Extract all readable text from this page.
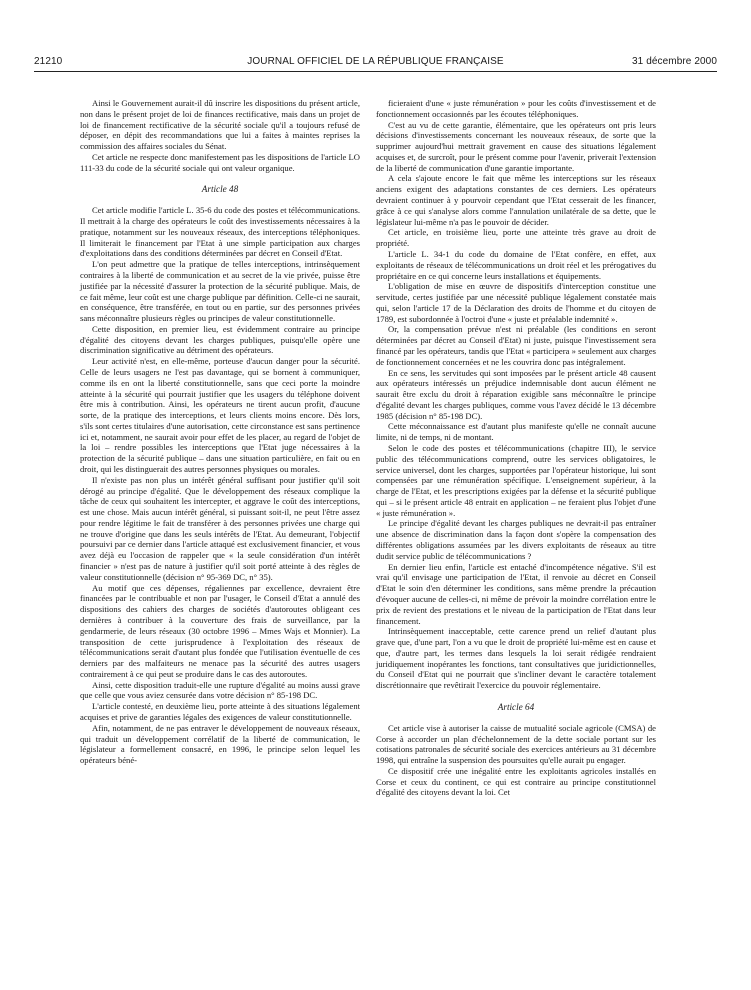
21210	JOURNAL OFFICIEL DE LA RÉPUBLIQUE FRANÇAISE	31 décembre 2000

Ainsi le Gouvernement aurait-il dû inscrire les dispositions du présent article, non dans le présent projet de loi de finances rectificative, mais dans un projet de loi de financement rectificative de la sécurité sociale qu'il a toujours refusé de déposer, en dépit des recommandations que lui a faites à maintes reprises la commission des affaires sociales du Sénat.

Cet article ne respecte donc manifestement pas les dispositions de l'article LO 111-33 du code de la sécurité sociale qui ont valeur organique.

Article 48

Cet article modifie l'article L. 35-6 du code des postes et télécommunications. Il mettrait à la charge des opérateurs le coût des investissements nécessaires à la pratique, notamment sur les nouveaux réseaux, des interceptions téléphoniques. Il limiterait le financement par l'Etat à une simple participation aux charges d'exploitations dans des conditions déterminées par décret en Conseil d'Etat.

L'on peut admettre que la pratique de telles interceptions, intrinsèquement contraires à la liberté de communication et au secret de la vie privée, puisse être justifiée par la nécessité d'assurer la protection de la sécurité publique. Mais, de ce fait même, leur coût est une charge publique par définition. Celle-ci ne saurait, en conséquence, être transférée, en tout ou en partie, sur des personnes privées sans méconnaître plusieurs règles ou principes de valeur constitutionnelle.

Cette disposition, en premier lieu, est évidemment contraire au principe d'égalité des citoyens devant les charges publiques, puisqu'elle opère une discrimination significative au détriment des opérateurs.

Leur activité n'est, en elle-même, porteuse d'aucun danger pour la sécurité. Celle de leurs usagers ne l'est pas davantage, qui se bornent à communiquer, comme ils en ont la liberté constitutionnelle, sans que ceci porte la moindre atteinte à la sécurité qui pourrait justifier que les usagers du téléphone doivent être mis à contribution. Ainsi, les opérateurs ne tirent aucun profit, d'aucune sorte, de la pratique des interceptions, et leurs clients moins encore. Dès lors, s'ils sont certes titulaires d'une autorisation, cette circonstance est sans pertinence ici et, notamment, ne saurait avoir pour effet de les placer, au regard de l'objet de la loi – rendre possibles les interceptions que l'Etat juge nécessaires à la protection de la sécurité publique – dans une situation particulière, en fait ou en droit, qui les distinguerait des autres personnes physiques ou morales.

Il n'existe pas non plus un intérêt général suffisant pour justifier qu'il soit dérogé au principe d'égalité. Que le développement des réseaux complique la tâche de ceux qui souhaitent les intercepter, et aggrave le coût des interceptions, est une chose. Mais aucun intérêt général, si puissant soit-il, ne peut l'être assez pour rendre légitime le fait de transférer à des personnes privées une charge qui ne trouve d'origine que dans les seuls intérêts de l'Etat. Au demeurant, l'objectif poursuivi par ce dernier dans l'article attaqué est exclusivement financier, et vous avez déjà eu l'occasion de rappeler que « la seule considération d'un intérêt financier » n'est pas de nature à justifier qu'il soit porté atteinte à des règles de valeur constitutionnelle (décision n° 95-369 DC, n° 35).

Au motif que ces dépenses, régaliennes par excellence, devraient être financées par le contribuable et non par l'usager, le Conseil d'Etat a annulé des dispositions des cahiers des charges de sociétés d'autoroutes obligeant ces dernières à contribuer à la couverture des frais de surveillance, par la gendarmerie, de leurs réseaux (30 octobre 1996 – Mmes Wajs et Monnier). La transposition de cette jurisprudence à l'exploitation des réseaux de télécommunications serait d'autant plus fondée que l'utilisation éventuelle de ces derniers par des malfaiteurs ne menace pas la sécurité des autres usagers contrairement à ce qui peut se produire dans le cas des autoroutes.

Ainsi, cette disposition traduit-elle une rupture d'égalité au moins aussi grave que celle que vous aviez censurée dans votre décision n° 85-198 DC.

L'article contesté, en deuxième lieu, porte atteinte à des situations légalement acquises et prive de garanties légales des exigences de valeur constitutionnelle.

Afin, notamment, de ne pas entraver le développement de nouveaux réseaux, qui traduit un développement corrélatif de la liberté de communication, le législateur a formellement consacré, en 1996, le principe selon lequel les opérateurs béné-

ficieraient d'une « juste rémunération » pour les coûts d'investissement et de fonctionnement occasionnés par les écoutes téléphoniques.

C'est au vu de cette garantie, élémentaire, que les opérateurs ont pris leurs décisions d'investissements concernant les nouveaux réseaux, de sorte que la supprimer aujourd'hui mettrait gravement en cause des situations légalement acquises et, de surcroît, pour le présent comme pour l'avenir, priverait l'extension de la liberté de communication d'une garantie importante.

A cela s'ajoute encore le fait que même les interceptions sur les réseaux anciens exigent des adaptations constantes de ces derniers. Les opérateurs devraient continuer à y pourvoir cependant que l'Etat cesserait de les financer, grâce à ce qui s'analyse alors comme l'annulation unilatérale de sa dette, que le législateur lui-même n'a pas le pouvoir de décider.

Cet article, en troisième lieu, porte une atteinte très grave au droit de propriété.

L'article L. 34-1 du code du domaine de l'Etat confère, en effet, aux exploitants de réseaux de télécommunications un droit réel et les prérogatives du propriétaire en ce qui concerne leurs installations et équipements.

L'obligation de mise en œuvre de dispositifs d'interception constitue une servitude, certes justifiée par une nécessité publique légalement constatée mais qui, selon l'article 17 de la Déclaration des droits de l'homme et du citoyen de 1789, est subordonnée à l'octroi d'une « juste et préalable indemnité ».

Or, la compensation prévue n'est ni préalable (les conditions en seront déterminées par décret au Conseil d'Etat) ni juste, puisque l'investissement sera financé par les opérateurs, tandis que l'Etat « participera » seulement aux charges de fonctionnement concernées et ne les couvrira donc pas intégralement.

En ce sens, les servitudes qui sont imposées par le présent article 48 causent aux opérateurs intéressés un préjudice indemnisable dont aucun élément ne saurait être exclu du droit à réparation exigible sans méconnaître le principe d'égalité devant les charges publiques, comme vous l'avez décidé le 13 décembre 1985 (décision n° 85-198 DC).

Cette méconnaissance est d'autant plus manifeste qu'elle ne connaît aucune limite, ni de temps, ni de montant.

Selon le code des postes et télécommunications (chapitre III), le service public des télécommunications comprend, outre les services obligatoires, le service universel, dont les charges, supportées par l'opérateur historique, lui sont compensées par une rémunération spécifique. L'enseignement supérieur, à la charge de l'Etat, et les prescriptions exigées par la défense et la sécurité publique qui – si le présent article 48 entrait en application – ne feraient plus l'objet d'une « juste rémunération ».

Le principe d'égalité devant les charges publiques ne devrait-il pas entraîner une absence de discrimination dans la façon dont s'opère la compensation des différentes obligations assumées par les divers exploitants de réseaux au titre dudit service public de télécommunications ?

En dernier lieu enfin, l'article est entaché d'incompétence négative. S'il est vrai qu'il envisage une participation de l'Etat, il renvoie au décret en Conseil d'Etat le soin d'en déterminer les conditions, sans même prendre la précaution d'évoquer aucune de celles-ci, ni même de prévoir la moindre corrélation entre le prix de revient des prestations et le niveau de la participation de l'Etat dans leur financement.

Intrinsèquement inacceptable, cette carence prend un relief d'autant plus grave que, d'une part, l'on a vu que le droit de propriété lui-même est en cause et que, d'autre part, les termes dans lesquels la loi serait rédigée rendraient juridiquement inopérantes les fonctions, tant consultatives que juridictionnelles, du Conseil d'Etat qui ne pourrait que s'incliner devant le caractère totalement discrétionnaire que revêtirait l'exercice du pouvoir réglementaire.

Article 64

Cet article vise à autoriser la caisse de mutualité sociale agricole (CMSA) de Corse à accorder un plan d'échelonnement de la dette sociale portant sur les cotisations patronales de sécurité sociale des exercices antérieurs au 31 décembre 1998, qui entraîne la suspension des poursuites qu'elle aurait pu engager.

Ce dispositif crée une inégalité entre les exploitants agricoles installés en Corse et ceux du continent, ce qui est contraire au principe constitutionnel d'égalité des citoyens devant la loi. Cet
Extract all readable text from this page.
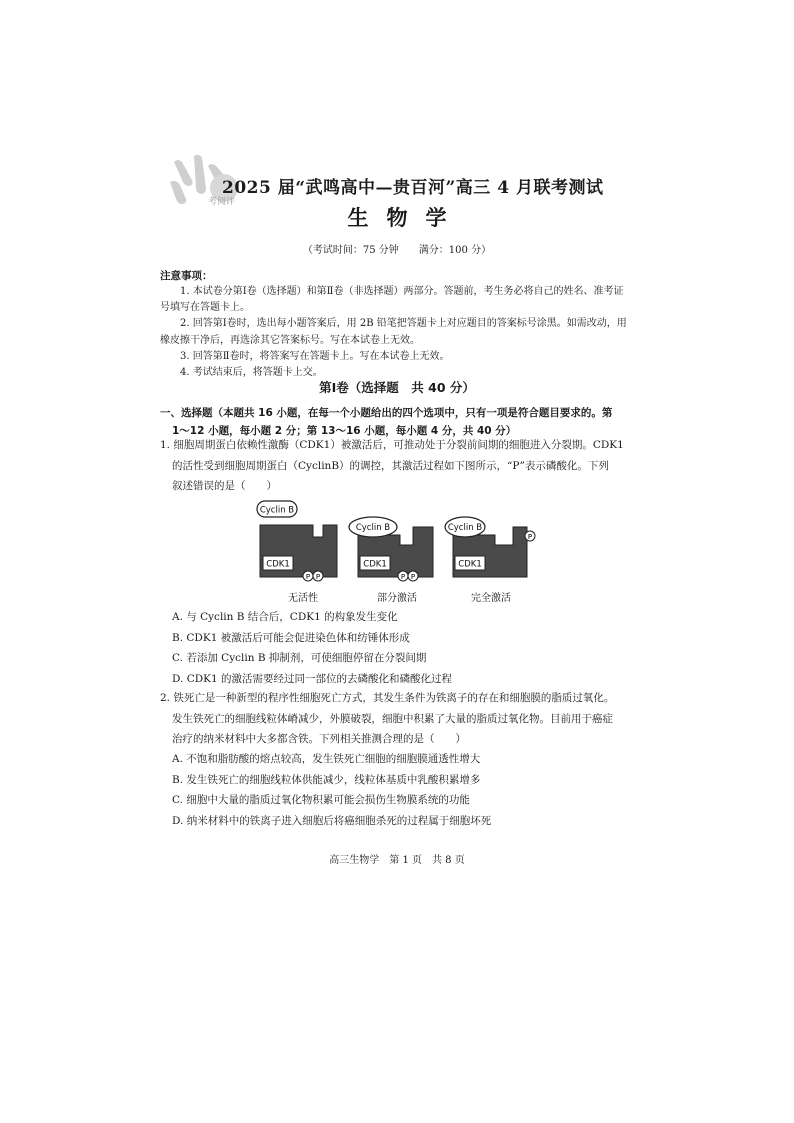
考阅评
2025 届“武鸣高中—贵百河”高三 4 月联考测试
生物学
（考试时间：75 分钟　　满分：100 分）
注意事项：

1. 本试卷分第Ⅰ卷（选择题）和第Ⅱ卷（非选择题）两部分。答题前，考生务必将自己的姓名、准考证号填写在答题卡上。

2. 回答第Ⅰ卷时，选出每小题答案后，用 2B 铅笔把答题卡上对应题目的答案标号涂黑。如需改动，用橡皮擦干净后，再选涂其它答案标号。写在本试卷上无效。

3. 回答第Ⅱ卷时，将答案写在答题卡上。写在本试卷上无效。

4. 考试结束后，将答题卡上交。

第Ⅰ卷（选择题　共 40 分）
一、选择题（本题共 16 小题，在每一个小题给出的四个选项中，只有一项是符合题目要求的。第
1～12 小题，每小题 2 分；第 13～16 小题，每小题 4 分，共 40 分）

1. 细胞周期蛋白依赖性激酶（CDK1）被激活后，可推动处于分裂前间期的细胞进入分裂期。CDK1

的活性受到细胞周期蛋白（CyclinB）的调控，其激活过程如下图所示，“P”表示磷酸化。下列

叙述错误的是（　　）

Cyclin B
CDK1
P P
无活性
Cyclin B
CDK1
P P
部分激活
Cyclin B
CDK1
P
完全激活
A. 与 Cyclin B 结合后，CDK1 的构象发生变化
B. CDK1 被激活后可能会促进染色体和纺锤体形成
C. 若添加 Cyclin B 抑制剂，可使细胞停留在分裂间期
D. CDK1 的激活需要经过同一部位的去磷酸化和磷酸化过程

2. 铁死亡是一种新型的程序性细胞死亡方式，其发生条件为铁离子的存在和细胞膜的脂质过氧化。

发生铁死亡的细胞线粒体嵴减少，外膜破裂，细胞中积累了大量的脂质过氧化物。目前用于癌症

治疗的纳米材料中大多都含铁。下列相关推测合理的是（　　）

A. 不饱和脂肪酸的熔点较高，发生铁死亡细胞的细胞膜通透性增大
B. 发生铁死亡的细胞线粒体供能减少，线粒体基质中乳酸积累增多
C. 细胞中大量的脂质过氧化物积累可能会损伤生物膜系统的功能
D. 纳米材料中的铁离子进入细胞后将癌细胞杀死的过程属于细胞坏死
高三生物学　第 1 页　共 8 页
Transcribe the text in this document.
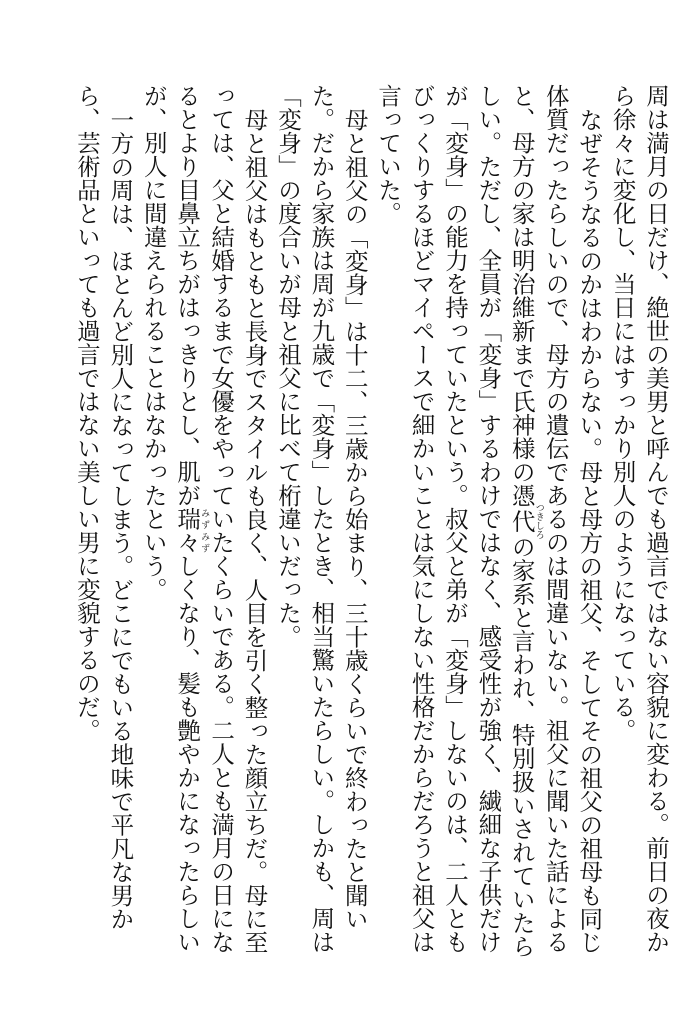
周は満月の日だけ、絶世の美男と呼んでも過言ではない容貌に変わる。前日の夜から徐々に変化し、当日にはすっかり別人のようになっている。

なぜそうなるのかはわからない。母と母方の祖父、そしてその祖父の祖母も同じ体質だったらしいので、母方の遺伝であるのは間違いない。祖父に聞いた話によると、母方の家は明治維新まで氏神様の憑代つきしろの家系と言われ、特別扱いされていたらしい。ただし、全員が「変身」するわけではなく、感受性が強く、繊細な子供だけが「変身」の能力を持っていたという。叔父と弟が「変身」しないのは、二人ともびっくりするほどマイペースで細かいことは気にしない性格だからだろうと祖父は言っていた。

母と祖父の「変身」は十二、三歳から始まり、三十歳くらいで終わったと聞いた。だから家族は周が九歳で「変身」したとき、相当驚いたらしい。しかも、周は「変身」の度合いが母と祖父に比べて桁違いだった。

母と祖父はもともと長身でスタイルも良く、人目を引く整った顔立ちだ。母に至っては、父と結婚するまで女優をやっていたくらいである。二人とも満月の日になるとより目鼻立ちがはっきりとし、肌が瑞々みずみずしくなり、髪も艶やかになったらしいが、別人に間違えられることはなかったという。

一方の周は、ほとんど別人になってしまう。どこにでもいる地味で平凡な男から、芸術品といっても過言ではない美しい男に変貌するのだ。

****

* _Exercise objective_:
Skip all pictures. Write out only the lines from the one containing "Transcribe the text in this document." to the end of the listing above, inclusive, exactly as given.

* _Answer for the task_:
Transcribe the text in this document.
周は満月の日だけ、絶世の美男と呼んでも過言ではない容貌に変わる。前日の夜から徐々に変化し、当日にはすっかり別人のようになっている。

なぜそうなるのかはわからない。母と母方の祖父、そしてその祖父の祖母も同じ体質だったらしいので、母方の遺伝であるのは間違いない。祖父に聞いた話によると、母方の家は明治維新まで氏神様の憑代つきしろの家系と言われ、特別扱いされていたらしい。ただし、全員が「変身」するわけではなく、感受性が強く、繊細な子供だけが「変身」の能力を持っていたという。叔父と弟が「変身」しないのは、二人ともびっくりするほどマイペースで細かいことは気にしない性格だからだろうと祖父は言っていた。

母と祖父の「変身」は十二、三歳から始まり、三十歳くらいで終わったと聞いた。だから家族は周が九歳で「変身」したとき、相当驚いたらしい。しかも、周は「変身」の度合いが母と祖父に比べて桁違いだった。

母と祖父はもともと長身でスタイルも良く、人目を引く整った顔立ちだ。母に至っては、父と結婚するまで女優をやっていたくらいである。二人とも満月の日になるとより目鼻立ちがはっきりとし、肌が瑞々みずみずしくなり、髪も艶やかになったらしいが、別人に間違えられることはなかったという。

一方の周は、ほとんど別人になってしまう。どこにでもいる地味で平凡な男から、芸術品といっても過言ではない美しい男に変貌するのだ。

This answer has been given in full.